Extract the lines that carry the string "circuits" from the listing.

-*-

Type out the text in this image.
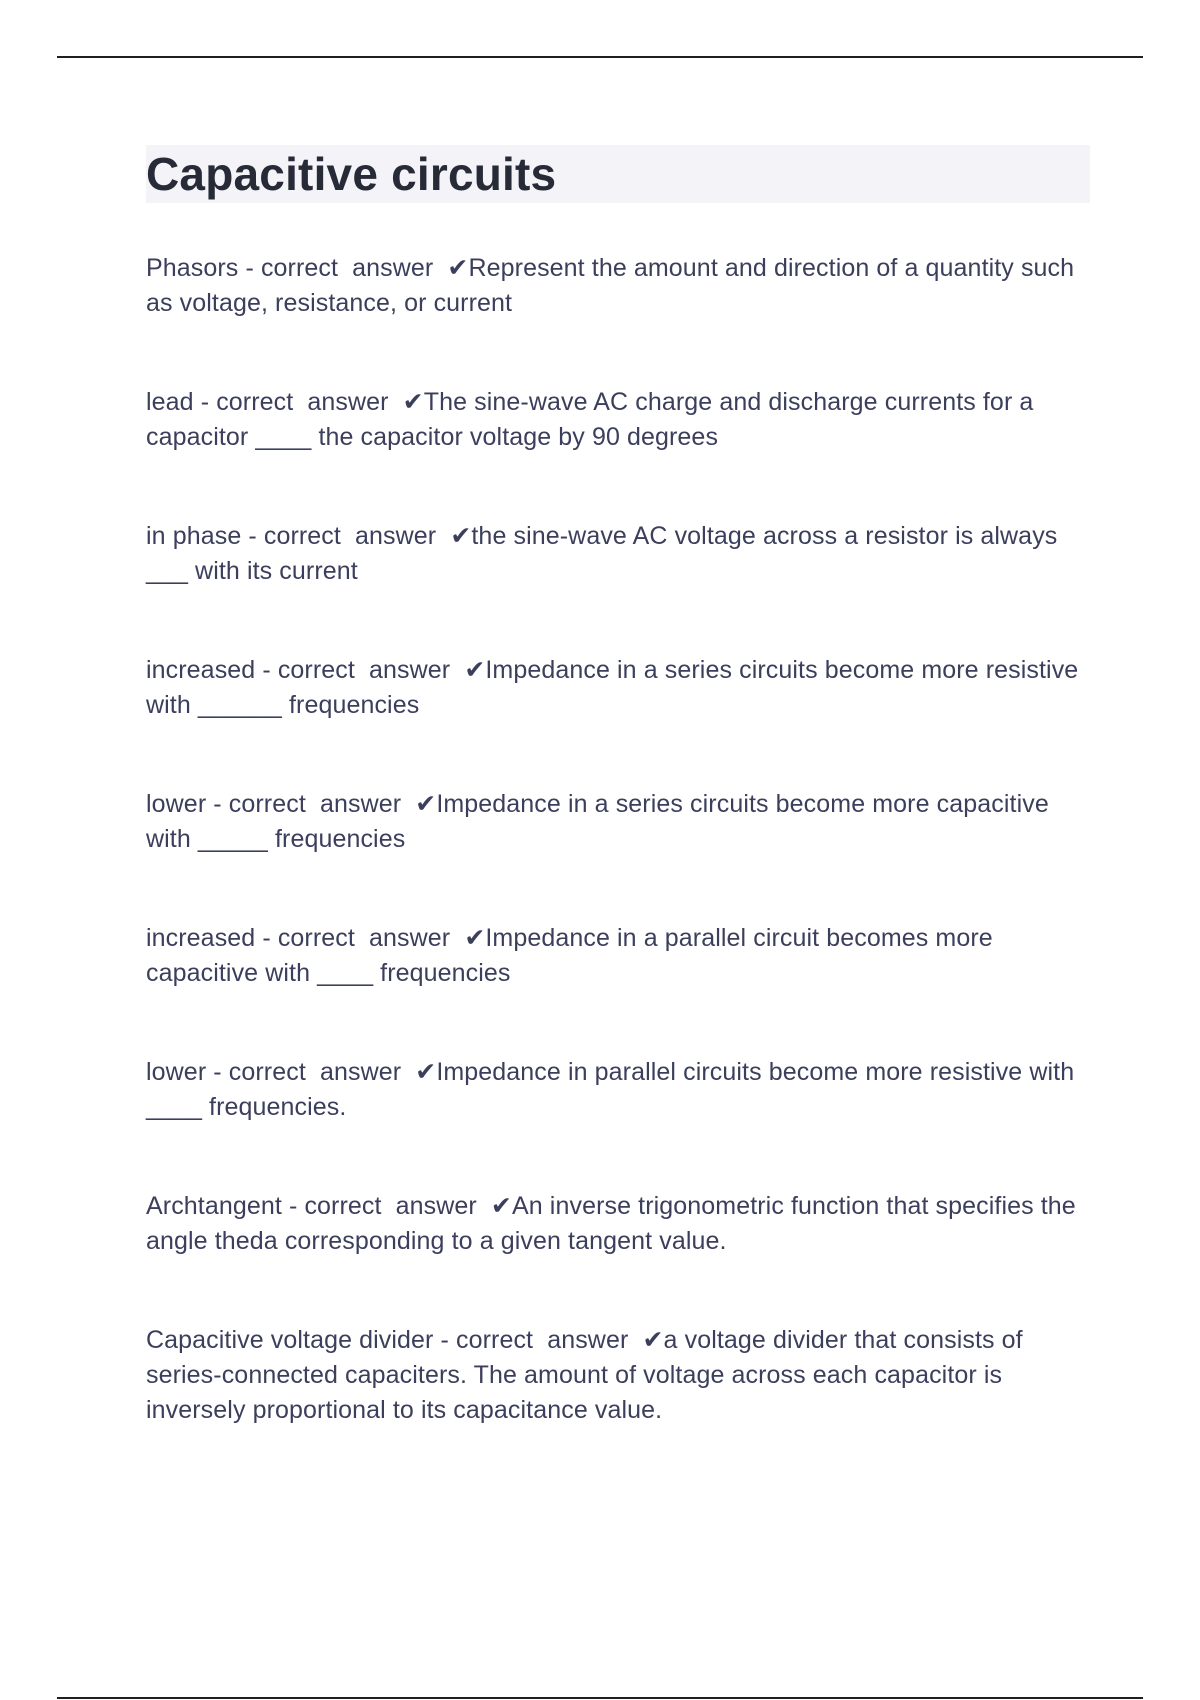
Capacitive circuits

Phasors - correct  answer  ✔Represent the amount and direction of a quantity such as voltage, resistance, or current

lead - correct  answer  ✔The sine-wave AC charge and discharge currents for a capacitor ____ the capacitor voltage by 90 degrees

in phase - correct  answer  ✔the sine-wave AC voltage across a resistor is always ___ with its current

increased - correct  answer  ✔Impedance in a series circuits become more resistive with ______ frequencies

lower - correct  answer  ✔Impedance in a series circuits become more capacitive with _____ frequencies

increased - correct  answer  ✔Impedance in a parallel circuit becomes more capacitive with ____ frequencies

lower - correct  answer  ✔Impedance in parallel circuits become more resistive with ____ frequencies.

Archtangent - correct  answer  ✔An inverse trigonometric function that specifies the angle theda corresponding to a given tangent value.

Capacitive voltage divider - correct  answer  ✔a voltage divider that consists of series-connected capaciters. The amount of voltage across each capacitor is inversely proportional to its capacitance value.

-*-

Final result
Capacitive circuits
increased - correct  answer  ✔Impedance in a series circuits become more resistive with ______ frequencies
lower - correct  answer  ✔Impedance in a series circuits become more capacitive with _____ frequencies
lower - correct  answer  ✔Impedance in parallel circuits become more resistive with ____ frequencies.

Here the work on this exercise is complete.